Нет, совершенно не продвигал. Но и сам текст без читателей невозможно продвинуть. Хоть ты утыкай баннерами центральные улицы всех городов. Читатель и только читатель все это сделал. Любой — критик ли, не критик, положительно ли он оценил роман, или даже не дочитал до пересаживания Петрова в катафалк. Это удивительная работа множества людей, преодолевших свое предубеждение перед неизвестным автором, отодвинувших на время что-то другое ради чтения сомнительного текста, который неизвестно чем кончится. Мне кажется, такое счастье мало кому достается из пишущих, если брать процентное отношение всех, кто занимается стихами, прозой. Люди подарили мне эту радость. Надеюсь, что многих тоже чем-то порадовал, что радость этой сюжетной придумки передалась многим из них. Такие песочные часы благодарности получились.
— Две ваших цитаты: «Дискомфорт естественен, но именно с ним мне и хотелось оставить читателя». И еще: «История творится волей тех, у кого получается манипулировать толпами». Как у вас получилось манипулировать? Как вы объясните успех произведения?

****************************************

Задания для выполнения —
1) Кто, согласно ответу во фрагменте интервью, сделал всё для продвижения текста?
2) Верните из фрагмента интервью всё, начиная со слов «Нет, совершенно не» и до слов «часы благодарности получились.» включительно.

****************************************

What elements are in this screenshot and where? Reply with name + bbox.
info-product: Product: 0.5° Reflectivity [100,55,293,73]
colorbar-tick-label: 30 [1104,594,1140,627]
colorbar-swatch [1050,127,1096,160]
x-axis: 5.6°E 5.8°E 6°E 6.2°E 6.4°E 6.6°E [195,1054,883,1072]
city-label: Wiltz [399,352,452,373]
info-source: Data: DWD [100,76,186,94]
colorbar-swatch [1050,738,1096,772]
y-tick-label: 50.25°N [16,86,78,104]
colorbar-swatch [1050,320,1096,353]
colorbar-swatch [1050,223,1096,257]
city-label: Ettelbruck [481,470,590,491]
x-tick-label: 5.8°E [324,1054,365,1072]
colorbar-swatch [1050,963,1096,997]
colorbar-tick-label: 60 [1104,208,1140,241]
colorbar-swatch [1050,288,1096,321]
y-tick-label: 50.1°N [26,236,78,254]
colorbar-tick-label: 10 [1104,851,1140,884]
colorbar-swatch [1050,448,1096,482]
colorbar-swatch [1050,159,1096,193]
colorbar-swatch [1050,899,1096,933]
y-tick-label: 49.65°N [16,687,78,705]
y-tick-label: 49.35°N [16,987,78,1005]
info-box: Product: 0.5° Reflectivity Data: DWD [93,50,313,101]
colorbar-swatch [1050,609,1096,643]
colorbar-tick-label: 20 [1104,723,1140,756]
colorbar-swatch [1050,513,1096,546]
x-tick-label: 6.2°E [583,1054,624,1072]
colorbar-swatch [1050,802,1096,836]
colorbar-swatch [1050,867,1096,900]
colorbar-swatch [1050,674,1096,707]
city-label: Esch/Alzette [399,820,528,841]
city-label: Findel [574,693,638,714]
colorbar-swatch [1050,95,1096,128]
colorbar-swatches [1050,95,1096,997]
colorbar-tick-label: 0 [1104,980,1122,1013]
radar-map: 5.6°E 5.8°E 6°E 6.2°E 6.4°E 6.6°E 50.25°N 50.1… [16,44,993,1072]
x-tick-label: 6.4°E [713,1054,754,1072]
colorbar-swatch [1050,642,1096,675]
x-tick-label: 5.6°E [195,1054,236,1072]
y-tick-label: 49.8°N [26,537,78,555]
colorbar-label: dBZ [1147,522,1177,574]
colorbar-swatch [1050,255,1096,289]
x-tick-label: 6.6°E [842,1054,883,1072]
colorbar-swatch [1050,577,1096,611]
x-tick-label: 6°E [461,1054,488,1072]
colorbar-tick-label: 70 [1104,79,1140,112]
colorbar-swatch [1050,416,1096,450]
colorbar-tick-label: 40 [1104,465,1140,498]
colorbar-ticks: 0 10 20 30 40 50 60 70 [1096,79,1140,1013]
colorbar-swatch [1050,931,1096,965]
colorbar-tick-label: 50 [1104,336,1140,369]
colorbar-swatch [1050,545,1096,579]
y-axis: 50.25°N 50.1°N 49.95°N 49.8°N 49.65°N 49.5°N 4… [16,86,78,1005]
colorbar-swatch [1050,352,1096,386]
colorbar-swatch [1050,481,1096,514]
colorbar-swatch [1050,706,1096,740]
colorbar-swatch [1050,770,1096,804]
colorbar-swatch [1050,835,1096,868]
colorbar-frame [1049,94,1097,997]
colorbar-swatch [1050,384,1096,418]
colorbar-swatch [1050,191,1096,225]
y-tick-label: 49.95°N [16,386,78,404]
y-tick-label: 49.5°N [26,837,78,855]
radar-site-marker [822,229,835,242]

****************************************

Решения заданий —
1) Читатель и только читатель.

2)
Нет, совершенно не продвигал. Но и сам текст без читателей невозможно продвинуть. Хоть ты утыкай баннерами центральные улицы всех городов. Читатель и только читатель все это сделал. Любой — критик ли, не критик, положительно ли он оценил роман, или даже не дочитал до пересаживания Петрова в катафалк. Это удивительная работа множества людей, преодолевших свое предубеждение перед неизвестным автором, отодвинувших на время что-то другое ради чтения сомнительного текста, который неизвестно чем кончится. Мне кажется, такое счастье мало кому достается из пишущих, если брать процентное отношение всех, кто занимается стихами, прозой. Люди подарили мне эту радость. Надеюсь, что многих тоже чем-то порадовал, что радость этой сюжетной придумки передалась многим из них. Такие песочные часы благодарности получились.